[DIRECTIONS] Repeat all entries exactly.

[Structured figure records]
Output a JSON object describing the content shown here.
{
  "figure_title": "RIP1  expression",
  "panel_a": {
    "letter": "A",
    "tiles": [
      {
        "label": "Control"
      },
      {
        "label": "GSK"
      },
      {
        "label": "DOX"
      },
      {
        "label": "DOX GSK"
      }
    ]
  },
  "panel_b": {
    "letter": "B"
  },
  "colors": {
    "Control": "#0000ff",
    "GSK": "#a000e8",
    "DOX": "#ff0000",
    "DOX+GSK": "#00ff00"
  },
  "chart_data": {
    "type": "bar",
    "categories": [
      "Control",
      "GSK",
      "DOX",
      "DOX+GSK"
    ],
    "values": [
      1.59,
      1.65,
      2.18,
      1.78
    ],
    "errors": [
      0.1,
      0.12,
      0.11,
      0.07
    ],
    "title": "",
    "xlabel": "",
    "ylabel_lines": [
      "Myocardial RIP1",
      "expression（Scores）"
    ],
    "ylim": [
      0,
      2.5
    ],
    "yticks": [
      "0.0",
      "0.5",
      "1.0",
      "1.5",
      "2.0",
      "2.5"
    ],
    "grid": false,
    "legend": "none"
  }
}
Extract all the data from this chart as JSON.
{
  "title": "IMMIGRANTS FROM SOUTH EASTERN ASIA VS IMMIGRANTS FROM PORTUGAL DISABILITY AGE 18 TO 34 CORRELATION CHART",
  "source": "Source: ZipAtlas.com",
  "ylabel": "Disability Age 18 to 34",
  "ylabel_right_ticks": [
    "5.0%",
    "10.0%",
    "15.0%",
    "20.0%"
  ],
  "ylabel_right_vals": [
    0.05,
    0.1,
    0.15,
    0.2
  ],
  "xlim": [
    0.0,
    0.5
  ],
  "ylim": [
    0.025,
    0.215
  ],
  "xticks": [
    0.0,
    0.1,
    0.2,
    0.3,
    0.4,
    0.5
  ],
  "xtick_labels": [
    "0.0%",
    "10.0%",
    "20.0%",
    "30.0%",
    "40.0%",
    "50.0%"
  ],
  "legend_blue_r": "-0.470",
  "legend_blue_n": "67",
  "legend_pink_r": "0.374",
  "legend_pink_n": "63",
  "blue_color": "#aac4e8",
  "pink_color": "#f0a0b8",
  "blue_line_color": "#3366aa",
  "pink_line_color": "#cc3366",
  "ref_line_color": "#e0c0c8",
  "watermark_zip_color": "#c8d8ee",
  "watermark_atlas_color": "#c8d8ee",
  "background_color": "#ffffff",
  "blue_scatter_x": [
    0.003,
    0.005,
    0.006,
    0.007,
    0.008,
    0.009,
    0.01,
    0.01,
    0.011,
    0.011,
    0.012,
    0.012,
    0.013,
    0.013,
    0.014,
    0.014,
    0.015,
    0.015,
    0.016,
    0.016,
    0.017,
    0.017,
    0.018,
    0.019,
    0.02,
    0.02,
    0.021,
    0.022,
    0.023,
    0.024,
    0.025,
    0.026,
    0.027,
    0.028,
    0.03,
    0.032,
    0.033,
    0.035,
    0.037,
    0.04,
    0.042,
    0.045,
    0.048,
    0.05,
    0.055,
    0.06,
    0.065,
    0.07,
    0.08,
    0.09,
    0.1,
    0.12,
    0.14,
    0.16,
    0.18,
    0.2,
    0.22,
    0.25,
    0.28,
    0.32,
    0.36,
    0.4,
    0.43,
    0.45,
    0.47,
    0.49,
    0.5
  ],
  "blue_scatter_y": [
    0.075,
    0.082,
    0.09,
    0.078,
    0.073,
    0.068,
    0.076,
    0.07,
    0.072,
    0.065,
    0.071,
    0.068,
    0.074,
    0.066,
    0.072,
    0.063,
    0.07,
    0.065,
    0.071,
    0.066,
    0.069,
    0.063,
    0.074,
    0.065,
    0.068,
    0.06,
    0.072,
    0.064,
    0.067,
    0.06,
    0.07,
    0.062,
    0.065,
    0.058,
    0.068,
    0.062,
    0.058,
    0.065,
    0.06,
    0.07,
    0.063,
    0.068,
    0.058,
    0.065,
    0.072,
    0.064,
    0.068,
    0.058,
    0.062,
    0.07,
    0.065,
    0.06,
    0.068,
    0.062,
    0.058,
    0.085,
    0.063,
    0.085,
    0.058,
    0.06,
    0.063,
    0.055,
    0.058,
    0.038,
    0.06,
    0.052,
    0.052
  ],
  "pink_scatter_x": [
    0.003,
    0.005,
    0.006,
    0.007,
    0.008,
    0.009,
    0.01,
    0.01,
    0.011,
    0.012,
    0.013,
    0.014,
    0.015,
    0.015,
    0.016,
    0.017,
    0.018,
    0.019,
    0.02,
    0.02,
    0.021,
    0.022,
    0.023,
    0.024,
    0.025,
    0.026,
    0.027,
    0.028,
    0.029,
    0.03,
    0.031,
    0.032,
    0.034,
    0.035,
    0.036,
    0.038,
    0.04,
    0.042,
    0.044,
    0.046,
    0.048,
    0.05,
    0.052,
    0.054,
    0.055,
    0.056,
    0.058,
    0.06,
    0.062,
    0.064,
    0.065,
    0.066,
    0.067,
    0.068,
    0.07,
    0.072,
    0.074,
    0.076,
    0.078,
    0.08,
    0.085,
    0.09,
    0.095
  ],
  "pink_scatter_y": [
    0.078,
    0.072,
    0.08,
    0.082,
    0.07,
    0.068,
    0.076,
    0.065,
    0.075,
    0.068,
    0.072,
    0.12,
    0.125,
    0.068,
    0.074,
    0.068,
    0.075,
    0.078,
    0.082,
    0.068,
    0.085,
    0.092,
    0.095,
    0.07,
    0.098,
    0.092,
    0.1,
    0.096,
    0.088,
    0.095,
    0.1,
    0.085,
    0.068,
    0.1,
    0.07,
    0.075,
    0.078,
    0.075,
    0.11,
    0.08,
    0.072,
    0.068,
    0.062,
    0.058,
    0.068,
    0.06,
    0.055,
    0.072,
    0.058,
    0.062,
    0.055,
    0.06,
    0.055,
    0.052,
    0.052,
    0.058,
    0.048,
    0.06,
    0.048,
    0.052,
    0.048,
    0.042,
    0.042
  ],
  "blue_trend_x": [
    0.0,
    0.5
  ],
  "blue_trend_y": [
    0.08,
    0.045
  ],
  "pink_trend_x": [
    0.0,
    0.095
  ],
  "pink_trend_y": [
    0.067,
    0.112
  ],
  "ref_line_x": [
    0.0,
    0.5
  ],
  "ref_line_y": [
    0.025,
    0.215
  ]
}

[SOLVED EXERCISE]
Output a JSON object describing the content shown here.
{
  "figure_title": "RIP1  expression",
  "panel_a": {
    "letter": "A",
    "tiles": [
      {
        "label": "Control"
      },
      {
        "label": "GSK"
      },
      {
        "label": "DOX"
      },
      {
        "label": "DOX GSK"
      }
    ]
  },
  "panel_b": {
    "letter": "B"
  },
  "colors": {
    "Control": "#0000ff",
    "GSK": "#a000e8",
    "DOX": "#ff0000",
    "DOX+GSK": "#00ff00"
  },
  "chart_data": {
    "type": "bar",
    "categories": [
      "Control",
      "GSK",
      "DOX",
      "DOX+GSK"
    ],
    "values": [
      1.59,
      1.65,
      2.18,
      1.78
    ],
    "errors": [
      0.1,
      0.12,
      0.11,
      0.07
    ],
    "title": "",
    "xlabel": "",
    "ylabel_lines": [
      "Myocardial RIP1",
      "expression（Scores）"
    ],
    "ylim": [
      0,
      2.5
    ],
    "yticks": [
      "0.0",
      "0.5",
      "1.0",
      "1.5",
      "2.0",
      "2.5"
    ],
    "grid": false,
    "legend": "none"
  }
}
Extract all the data from this chart as JSON.
{
  "title": "IMMIGRANTS FROM SOUTH EASTERN ASIA VS IMMIGRANTS FROM PORTUGAL DISABILITY AGE 18 TO 34 CORRELATION CHART",
  "source": "Source: ZipAtlas.com",
  "ylabel": "Disability Age 18 to 34",
  "ylabel_right_ticks": [
    "5.0%",
    "10.0%",
    "15.0%",
    "20.0%"
  ],
  "ylabel_right_vals": [
    0.05,
    0.1,
    0.15,
    0.2
  ],
  "xlim": [
    0.0,
    0.5
  ],
  "ylim": [
    0.025,
    0.215
  ],
  "xticks": [
    0.0,
    0.1,
    0.2,
    0.3,
    0.4,
    0.5
  ],
  "xtick_labels": [
    "0.0%",
    "10.0%",
    "20.0%",
    "30.0%",
    "40.0%",
    "50.0%"
  ],
  "legend_blue_r": "-0.470",
  "legend_blue_n": "67",
  "legend_pink_r": "0.374",
  "legend_pink_n": "63",
  "blue_color": "#aac4e8",
  "pink_color": "#f0a0b8",
  "blue_line_color": "#3366aa",
  "pink_line_color": "#cc3366",
  "ref_line_color": "#e0c0c8",
  "watermark_zip_color": "#c8d8ee",
  "watermark_atlas_color": "#c8d8ee",
  "background_color": "#ffffff",
  "blue_scatter_x": [
    0.003,
    0.005,
    0.006,
    0.007,
    0.008,
    0.009,
    0.01,
    0.01,
    0.011,
    0.011,
    0.012,
    0.012,
    0.013,
    0.013,
    0.014,
    0.014,
    0.015,
    0.015,
    0.016,
    0.016,
    0.017,
    0.017,
    0.018,
    0.019,
    0.02,
    0.02,
    0.021,
    0.022,
    0.023,
    0.024,
    0.025,
    0.026,
    0.027,
    0.028,
    0.03,
    0.032,
    0.033,
    0.035,
    0.037,
    0.04,
    0.042,
    0.045,
    0.048,
    0.05,
    0.055,
    0.06,
    0.065,
    0.07,
    0.08,
    0.09,
    0.1,
    0.12,
    0.14,
    0.16,
    0.18,
    0.2,
    0.22,
    0.25,
    0.28,
    0.32,
    0.36,
    0.4,
    0.43,
    0.45,
    0.47,
    0.49,
    0.5
  ],
  "blue_scatter_y": [
    0.075,
    0.082,
    0.09,
    0.078,
    0.073,
    0.068,
    0.076,
    0.07,
    0.072,
    0.065,
    0.071,
    0.068,
    0.074,
    0.066,
    0.072,
    0.063,
    0.07,
    0.065,
    0.071,
    0.066,
    0.069,
    0.063,
    0.074,
    0.065,
    0.068,
    0.06,
    0.072,
    0.064,
    0.067,
    0.06,
    0.07,
    0.062,
    0.065,
    0.058,
    0.068,
    0.062,
    0.058,
    0.065,
    0.06,
    0.07,
    0.063,
    0.068,
    0.058,
    0.065,
    0.072,
    0.064,
    0.068,
    0.058,
    0.062,
    0.07,
    0.065,
    0.06,
    0.068,
    0.062,
    0.058,
    0.085,
    0.063,
    0.085,
    0.058,
    0.06,
    0.063,
    0.055,
    0.058,
    0.038,
    0.06,
    0.052,
    0.052
  ],
  "pink_scatter_x": [
    0.003,
    0.005,
    0.006,
    0.007,
    0.008,
    0.009,
    0.01,
    0.01,
    0.011,
    0.012,
    0.013,
    0.014,
    0.015,
    0.015,
    0.016,
    0.017,
    0.018,
    0.019,
    0.02,
    0.02,
    0.021,
    0.022,
    0.023,
    0.024,
    0.025,
    0.026,
    0.027,
    0.028,
    0.029,
    0.03,
    0.031,
    0.032,
    0.034,
    0.035,
    0.036,
    0.038,
    0.04,
    0.042,
    0.044,
    0.046,
    0.048,
    0.05,
    0.052,
    0.054,
    0.055,
    0.056,
    0.058,
    0.06,
    0.062,
    0.064,
    0.065,
    0.066,
    0.067,
    0.068,
    0.07,
    0.072,
    0.074,
    0.076,
    0.078,
    0.08,
    0.085,
    0.09,
    0.095
  ],
  "pink_scatter_y": [
    0.078,
    0.072,
    0.08,
    0.082,
    0.07,
    0.068,
    0.076,
    0.065,
    0.075,
    0.068,
    0.072,
    0.12,
    0.125,
    0.068,
    0.074,
    0.068,
    0.075,
    0.078,
    0.082,
    0.068,
    0.085,
    0.092,
    0.095,
    0.07,
    0.098,
    0.092,
    0.1,
    0.096,
    0.088,
    0.095,
    0.1,
    0.085,
    0.068,
    0.1,
    0.07,
    0.075,
    0.078,
    0.075,
    0.11,
    0.08,
    0.072,
    0.068,
    0.062,
    0.058,
    0.068,
    0.06,
    0.055,
    0.072,
    0.058,
    0.062,
    0.055,
    0.06,
    0.055,
    0.052,
    0.052,
    0.058,
    0.048,
    0.06,
    0.048,
    0.052,
    0.048,
    0.042,
    0.042
  ],
  "blue_trend_x": [
    0.0,
    0.5
  ],
  "blue_trend_y": [
    0.08,
    0.045
  ],
  "pink_trend_x": [
    0.0,
    0.095
  ],
  "pink_trend_y": [
    0.067,
    0.112
  ],
  "ref_line_x": [
    0.0,
    0.5
  ],
  "ref_line_y": [
    0.025,
    0.215
  ]
}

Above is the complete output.